EXERCISE - Say how many lines of these entries include the word "label", and answer with the number alone.

[start RECORDS TO PROCESS]

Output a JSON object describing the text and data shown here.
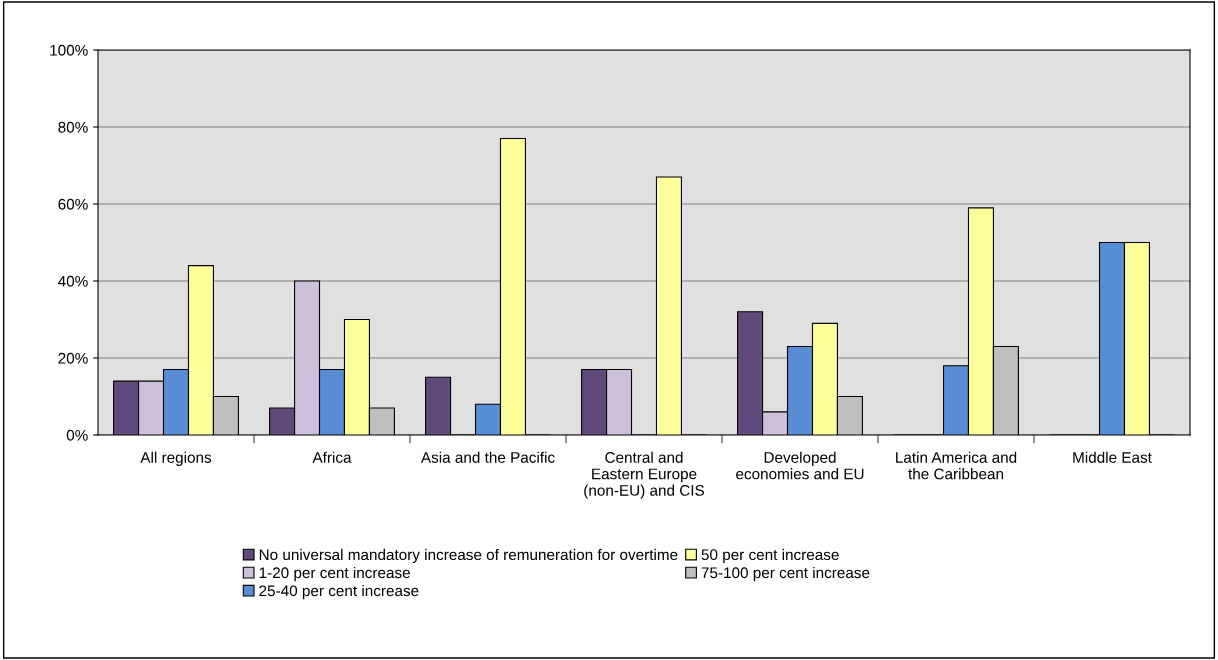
{
  "chart_data": {
    "type": "bar",
    "categories": [
      "All regions",
      "Africa",
      "Asia and the Pacific",
      "Central and\nEastern Europe\n(non-EU) and CIS",
      "Developed\neconomies and EU",
      "Latin America and\nthe Caribbean",
      "Middle East"
    ],
    "series": [
      {
        "name": "No universal mandatory increase of remuneration for overtime",
        "color": "#604a7b",
        "values": [
          14,
          7,
          15,
          17,
          32,
          0,
          0
        ]
      },
      {
        "name": "1-20 per cent increase",
        "color": "#ccc0da",
        "values": [
          14,
          40,
          0,
          17,
          6,
          0,
          0
        ]
      },
      {
        "name": "25-40 per cent increase",
        "color": "#558ed5",
        "values": [
          17,
          17,
          8,
          0,
          23,
          18,
          50
        ]
      },
      {
        "name": "50 per cent increase",
        "color": "#ffff99",
        "values": [
          44,
          30,
          77,
          67,
          29,
          59,
          50
        ]
      },
      {
        "name": "75-100 per cent increase",
        "color": "#bfbfbf",
        "values": [
          10,
          7,
          0,
          0,
          10,
          23,
          0
        ]
      }
    ],
    "ylim": [
      0,
      100
    ],
    "yticks": [
      {
        "value": 0,
        "label": "0%"
      },
      {
        "value": 20,
        "label": "20%"
      },
      {
        "value": 40,
        "label": "40%"
      },
      {
        "value": 60,
        "label": "60%"
      },
      {
        "value": 80,
        "label": "80%"
      },
      {
        "value": 100,
        "label": "100%"
      }
    ],
    "grid": "y",
    "legend": "bottom"
  }
}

[end RECORDS TO PROCESS]

REPLY - 6